• TASK OBJECTIVE: Repeat each entry exactly and drop the pictures.
■ ■ ■ ■ ■
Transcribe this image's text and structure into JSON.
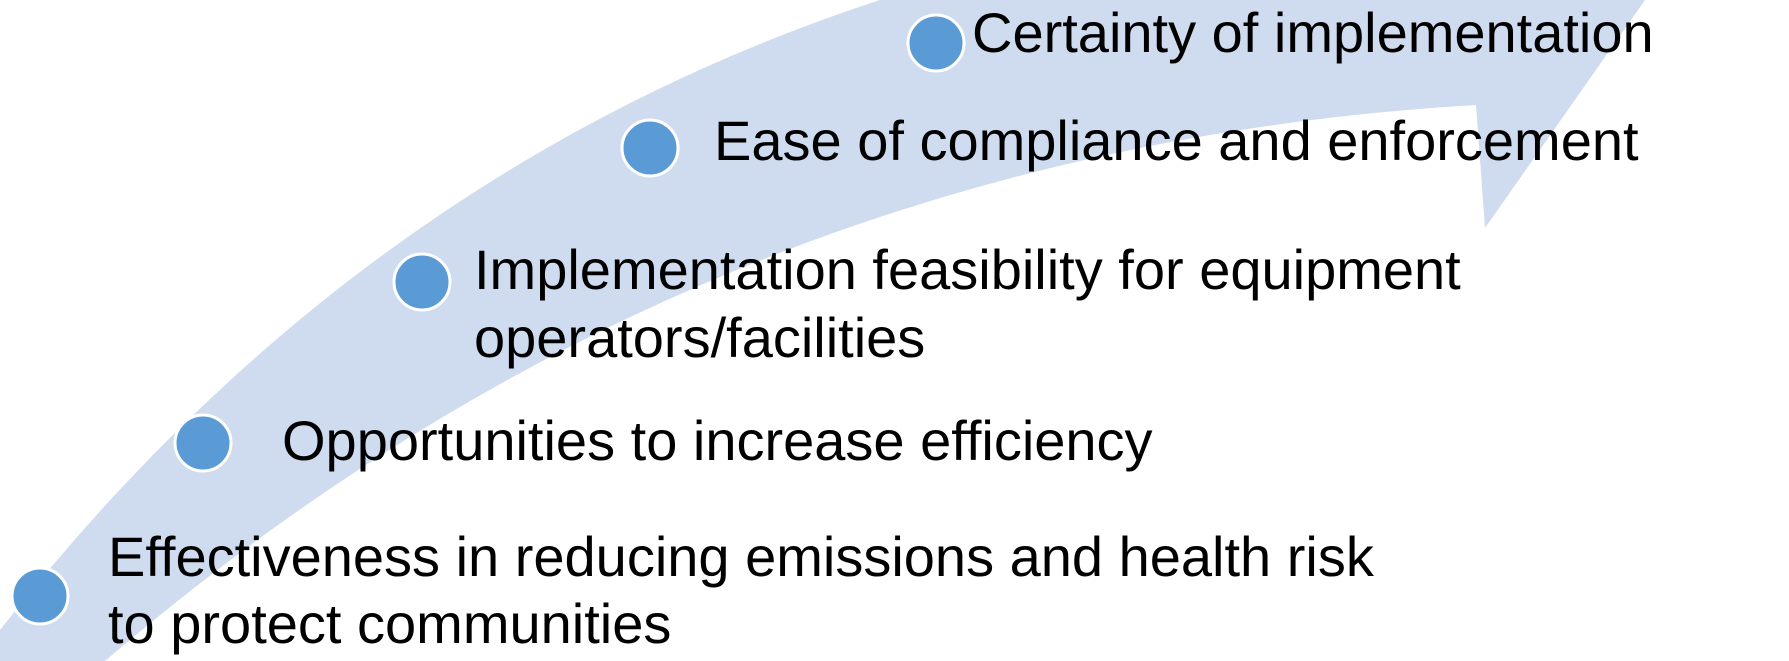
{
  "items": [
    {
      "lines": [
        "Certainty of implementation"
      ]
    },
    {
      "lines": [
        "Ease of compliance and enforcement"
      ]
    },
    {
      "lines": [
        "Implementation feasibility for equipment",
        "operators/facilities"
      ]
    },
    {
      "lines": [
        "Opportunities to increase efficiency"
      ]
    },
    {
      "lines": [
        "Effectiveness in reducing emissions and health risk",
        "to protect communities"
      ]
    }
  ]
}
■ ■ ■ ■ ■
• CORRECT OUTPUT:
Transcribe this image's text and structure into JSON.
{
  "items": [
    {
      "lines": [
        "Certainty of implementation"
      ]
    },
    {
      "lines": [
        "Ease of compliance and enforcement"
      ]
    },
    {
      "lines": [
        "Implementation feasibility for equipment",
        "operators/facilities"
      ]
    },
    {
      "lines": [
        "Opportunities to increase efficiency"
      ]
    },
    {
      "lines": [
        "Effectiveness in reducing emissions and health risk",
        "to protect communities"
      ]
    }
  ]
}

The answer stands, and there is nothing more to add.